* begin DATA SECTION *

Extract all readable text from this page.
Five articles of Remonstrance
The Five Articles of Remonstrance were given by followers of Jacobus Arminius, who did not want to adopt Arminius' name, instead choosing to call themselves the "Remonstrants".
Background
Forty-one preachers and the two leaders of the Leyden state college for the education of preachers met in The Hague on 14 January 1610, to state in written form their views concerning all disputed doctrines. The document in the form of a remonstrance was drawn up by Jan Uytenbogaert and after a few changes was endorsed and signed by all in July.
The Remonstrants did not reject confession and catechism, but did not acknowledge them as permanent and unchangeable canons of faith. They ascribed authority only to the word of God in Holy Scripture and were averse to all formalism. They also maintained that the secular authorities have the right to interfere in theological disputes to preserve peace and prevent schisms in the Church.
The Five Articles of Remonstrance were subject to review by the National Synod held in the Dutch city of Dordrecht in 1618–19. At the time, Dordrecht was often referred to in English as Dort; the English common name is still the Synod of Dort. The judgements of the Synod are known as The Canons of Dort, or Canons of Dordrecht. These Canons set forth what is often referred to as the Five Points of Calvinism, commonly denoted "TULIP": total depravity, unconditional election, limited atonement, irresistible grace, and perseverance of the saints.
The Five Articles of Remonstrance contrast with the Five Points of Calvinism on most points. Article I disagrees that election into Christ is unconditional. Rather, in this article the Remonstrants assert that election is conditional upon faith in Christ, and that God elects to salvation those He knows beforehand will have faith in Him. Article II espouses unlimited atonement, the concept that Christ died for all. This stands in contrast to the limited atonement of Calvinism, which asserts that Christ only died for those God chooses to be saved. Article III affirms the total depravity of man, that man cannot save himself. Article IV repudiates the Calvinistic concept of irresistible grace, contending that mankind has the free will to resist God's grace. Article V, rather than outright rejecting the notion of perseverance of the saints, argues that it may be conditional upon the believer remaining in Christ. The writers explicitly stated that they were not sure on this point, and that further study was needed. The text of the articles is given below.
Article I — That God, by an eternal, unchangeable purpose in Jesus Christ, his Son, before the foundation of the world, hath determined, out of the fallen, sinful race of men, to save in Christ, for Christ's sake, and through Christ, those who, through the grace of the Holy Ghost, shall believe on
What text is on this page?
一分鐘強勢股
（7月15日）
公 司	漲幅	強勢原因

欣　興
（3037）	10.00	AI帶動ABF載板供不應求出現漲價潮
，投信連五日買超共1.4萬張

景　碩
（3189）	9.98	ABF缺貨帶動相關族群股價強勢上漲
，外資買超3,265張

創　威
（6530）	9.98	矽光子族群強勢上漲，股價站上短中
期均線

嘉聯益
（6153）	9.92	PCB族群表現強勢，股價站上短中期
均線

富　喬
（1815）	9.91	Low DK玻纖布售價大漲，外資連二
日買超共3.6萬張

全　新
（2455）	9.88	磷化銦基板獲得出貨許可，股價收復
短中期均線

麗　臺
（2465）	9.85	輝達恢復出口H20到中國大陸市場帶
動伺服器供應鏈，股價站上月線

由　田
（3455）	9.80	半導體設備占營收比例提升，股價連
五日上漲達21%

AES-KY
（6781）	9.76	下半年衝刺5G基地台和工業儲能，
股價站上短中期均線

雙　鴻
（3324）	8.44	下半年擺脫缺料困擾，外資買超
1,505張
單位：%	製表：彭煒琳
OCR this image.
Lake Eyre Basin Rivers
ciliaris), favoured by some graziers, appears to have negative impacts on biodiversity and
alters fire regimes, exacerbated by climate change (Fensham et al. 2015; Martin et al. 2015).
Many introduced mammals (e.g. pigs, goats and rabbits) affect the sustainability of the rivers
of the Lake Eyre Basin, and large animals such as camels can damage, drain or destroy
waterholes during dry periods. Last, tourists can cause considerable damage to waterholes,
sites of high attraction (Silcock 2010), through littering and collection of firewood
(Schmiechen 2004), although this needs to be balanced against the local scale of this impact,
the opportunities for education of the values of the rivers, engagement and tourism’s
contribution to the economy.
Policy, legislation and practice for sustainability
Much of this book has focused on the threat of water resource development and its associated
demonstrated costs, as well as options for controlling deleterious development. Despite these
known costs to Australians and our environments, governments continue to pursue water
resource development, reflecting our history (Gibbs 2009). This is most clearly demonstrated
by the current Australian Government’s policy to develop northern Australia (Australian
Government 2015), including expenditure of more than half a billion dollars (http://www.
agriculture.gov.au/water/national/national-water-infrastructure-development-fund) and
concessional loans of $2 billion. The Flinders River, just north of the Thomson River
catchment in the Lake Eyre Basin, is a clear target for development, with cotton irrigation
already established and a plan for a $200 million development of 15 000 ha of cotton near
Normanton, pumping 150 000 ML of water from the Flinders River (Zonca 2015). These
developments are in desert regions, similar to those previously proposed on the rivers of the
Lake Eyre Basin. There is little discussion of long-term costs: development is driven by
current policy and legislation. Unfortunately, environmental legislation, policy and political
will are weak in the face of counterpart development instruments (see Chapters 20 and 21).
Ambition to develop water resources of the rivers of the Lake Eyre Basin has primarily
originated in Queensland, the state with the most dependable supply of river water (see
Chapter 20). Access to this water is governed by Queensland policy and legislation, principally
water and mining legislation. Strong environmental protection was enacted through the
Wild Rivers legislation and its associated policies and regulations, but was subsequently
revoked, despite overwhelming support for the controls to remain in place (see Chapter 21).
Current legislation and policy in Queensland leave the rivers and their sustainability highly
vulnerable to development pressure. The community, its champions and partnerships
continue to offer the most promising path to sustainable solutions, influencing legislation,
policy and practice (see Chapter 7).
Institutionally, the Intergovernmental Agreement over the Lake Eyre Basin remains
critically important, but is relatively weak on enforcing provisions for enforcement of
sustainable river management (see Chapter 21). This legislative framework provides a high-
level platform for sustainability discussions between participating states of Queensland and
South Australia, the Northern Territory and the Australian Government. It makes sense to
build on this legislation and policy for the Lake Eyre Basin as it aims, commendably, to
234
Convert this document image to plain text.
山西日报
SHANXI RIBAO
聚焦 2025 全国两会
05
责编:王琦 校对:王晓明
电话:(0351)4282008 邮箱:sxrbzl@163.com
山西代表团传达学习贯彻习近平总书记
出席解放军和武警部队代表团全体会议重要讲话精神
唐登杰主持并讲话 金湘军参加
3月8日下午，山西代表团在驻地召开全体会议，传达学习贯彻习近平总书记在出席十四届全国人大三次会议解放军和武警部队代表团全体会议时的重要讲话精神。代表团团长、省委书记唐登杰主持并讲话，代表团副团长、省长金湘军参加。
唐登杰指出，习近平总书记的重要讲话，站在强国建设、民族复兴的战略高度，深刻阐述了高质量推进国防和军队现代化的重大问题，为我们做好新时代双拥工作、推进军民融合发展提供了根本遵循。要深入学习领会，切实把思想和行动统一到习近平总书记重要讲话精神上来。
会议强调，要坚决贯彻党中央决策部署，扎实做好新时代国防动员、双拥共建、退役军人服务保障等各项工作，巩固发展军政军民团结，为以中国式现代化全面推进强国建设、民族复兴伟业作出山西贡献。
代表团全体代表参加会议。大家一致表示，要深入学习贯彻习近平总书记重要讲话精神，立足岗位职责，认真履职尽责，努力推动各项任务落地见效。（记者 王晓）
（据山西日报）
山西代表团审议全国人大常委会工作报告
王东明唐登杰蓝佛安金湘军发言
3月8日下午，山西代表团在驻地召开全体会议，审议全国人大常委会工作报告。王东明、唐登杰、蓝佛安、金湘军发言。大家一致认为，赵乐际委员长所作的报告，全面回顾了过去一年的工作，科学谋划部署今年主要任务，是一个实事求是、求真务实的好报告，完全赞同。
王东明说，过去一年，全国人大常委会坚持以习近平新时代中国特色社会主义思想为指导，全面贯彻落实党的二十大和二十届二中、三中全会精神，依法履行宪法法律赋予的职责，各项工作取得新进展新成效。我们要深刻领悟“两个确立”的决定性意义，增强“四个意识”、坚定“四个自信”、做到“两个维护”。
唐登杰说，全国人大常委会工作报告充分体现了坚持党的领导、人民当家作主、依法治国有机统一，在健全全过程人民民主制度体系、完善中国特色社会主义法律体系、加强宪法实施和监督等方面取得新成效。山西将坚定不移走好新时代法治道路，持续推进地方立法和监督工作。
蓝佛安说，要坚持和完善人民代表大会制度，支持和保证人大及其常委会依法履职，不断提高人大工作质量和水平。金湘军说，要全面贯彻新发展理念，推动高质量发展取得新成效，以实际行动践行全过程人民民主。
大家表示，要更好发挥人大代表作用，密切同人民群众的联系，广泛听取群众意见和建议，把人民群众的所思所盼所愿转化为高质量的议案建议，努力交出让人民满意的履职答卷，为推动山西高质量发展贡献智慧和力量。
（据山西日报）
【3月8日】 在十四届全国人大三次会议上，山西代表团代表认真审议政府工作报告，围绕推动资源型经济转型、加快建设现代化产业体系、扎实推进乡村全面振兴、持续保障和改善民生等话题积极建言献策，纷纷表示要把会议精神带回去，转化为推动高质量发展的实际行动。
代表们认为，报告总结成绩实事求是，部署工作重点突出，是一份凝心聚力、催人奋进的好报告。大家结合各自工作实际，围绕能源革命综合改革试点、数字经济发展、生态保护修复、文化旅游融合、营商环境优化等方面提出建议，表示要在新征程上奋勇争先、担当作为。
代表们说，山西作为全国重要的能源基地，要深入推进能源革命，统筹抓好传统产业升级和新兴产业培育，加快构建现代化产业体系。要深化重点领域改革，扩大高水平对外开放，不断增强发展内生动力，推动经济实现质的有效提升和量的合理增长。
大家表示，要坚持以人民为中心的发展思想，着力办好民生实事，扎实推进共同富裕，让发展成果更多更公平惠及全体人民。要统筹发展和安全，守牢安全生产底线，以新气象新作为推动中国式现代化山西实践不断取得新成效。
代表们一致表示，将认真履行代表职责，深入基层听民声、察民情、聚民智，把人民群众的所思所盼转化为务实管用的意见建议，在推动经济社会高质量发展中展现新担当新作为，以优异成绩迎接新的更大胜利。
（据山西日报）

* end DATA SECTION *

*WHAT YOU HAVE TO DO*
Each line of the material above either contains the word "Flinders" or does not; state how many do, and nothing else.

*ANSWER TO THE EXERCISE*
2